→ Instructions for the task
Pick out each line of the records in which the word "Scranton" appears.

→ Records
****************

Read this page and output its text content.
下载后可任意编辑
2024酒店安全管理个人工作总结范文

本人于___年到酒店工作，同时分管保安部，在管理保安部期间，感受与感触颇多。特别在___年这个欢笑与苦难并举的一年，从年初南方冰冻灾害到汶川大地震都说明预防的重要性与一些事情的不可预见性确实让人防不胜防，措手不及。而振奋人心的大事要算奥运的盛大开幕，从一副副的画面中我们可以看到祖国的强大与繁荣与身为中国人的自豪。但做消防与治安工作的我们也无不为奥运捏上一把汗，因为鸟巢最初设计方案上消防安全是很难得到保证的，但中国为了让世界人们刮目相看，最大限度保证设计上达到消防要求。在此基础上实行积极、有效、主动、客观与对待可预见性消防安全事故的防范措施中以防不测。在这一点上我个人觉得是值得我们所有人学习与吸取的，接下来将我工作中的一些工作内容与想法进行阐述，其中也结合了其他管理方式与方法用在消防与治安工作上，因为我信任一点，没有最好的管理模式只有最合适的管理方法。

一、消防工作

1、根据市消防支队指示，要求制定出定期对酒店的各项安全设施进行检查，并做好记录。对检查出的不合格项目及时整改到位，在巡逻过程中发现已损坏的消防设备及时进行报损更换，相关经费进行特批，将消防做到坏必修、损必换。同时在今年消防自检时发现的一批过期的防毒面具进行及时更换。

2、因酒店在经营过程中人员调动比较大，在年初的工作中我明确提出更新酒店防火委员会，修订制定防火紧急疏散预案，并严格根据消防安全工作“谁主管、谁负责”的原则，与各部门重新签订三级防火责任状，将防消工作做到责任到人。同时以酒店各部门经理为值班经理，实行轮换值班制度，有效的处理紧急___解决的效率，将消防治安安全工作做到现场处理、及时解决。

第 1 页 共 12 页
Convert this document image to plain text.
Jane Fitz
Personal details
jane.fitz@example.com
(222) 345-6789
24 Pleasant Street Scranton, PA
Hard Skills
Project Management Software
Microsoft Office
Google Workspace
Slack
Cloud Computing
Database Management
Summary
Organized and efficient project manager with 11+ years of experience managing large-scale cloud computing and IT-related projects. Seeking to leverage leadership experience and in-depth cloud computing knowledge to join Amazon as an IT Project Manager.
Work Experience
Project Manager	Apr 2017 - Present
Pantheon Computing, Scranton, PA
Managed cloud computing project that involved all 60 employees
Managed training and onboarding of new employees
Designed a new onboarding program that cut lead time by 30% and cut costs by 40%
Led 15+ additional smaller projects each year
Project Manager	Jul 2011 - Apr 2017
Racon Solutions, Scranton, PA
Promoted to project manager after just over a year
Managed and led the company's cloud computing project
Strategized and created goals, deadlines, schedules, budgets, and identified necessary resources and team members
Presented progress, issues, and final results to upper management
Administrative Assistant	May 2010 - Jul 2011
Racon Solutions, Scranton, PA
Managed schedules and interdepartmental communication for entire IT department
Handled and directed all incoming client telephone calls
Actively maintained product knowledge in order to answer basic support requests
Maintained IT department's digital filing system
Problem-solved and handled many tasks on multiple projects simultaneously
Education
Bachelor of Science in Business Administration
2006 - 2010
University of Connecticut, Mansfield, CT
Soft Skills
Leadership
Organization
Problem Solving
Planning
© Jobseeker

****************

→ Written answer
24 Pleasant Street Scranton, PA
Pantheon Computing, Scranton, PA
Racon Solutions, Scranton, PA
Racon Solutions, Scranton, PA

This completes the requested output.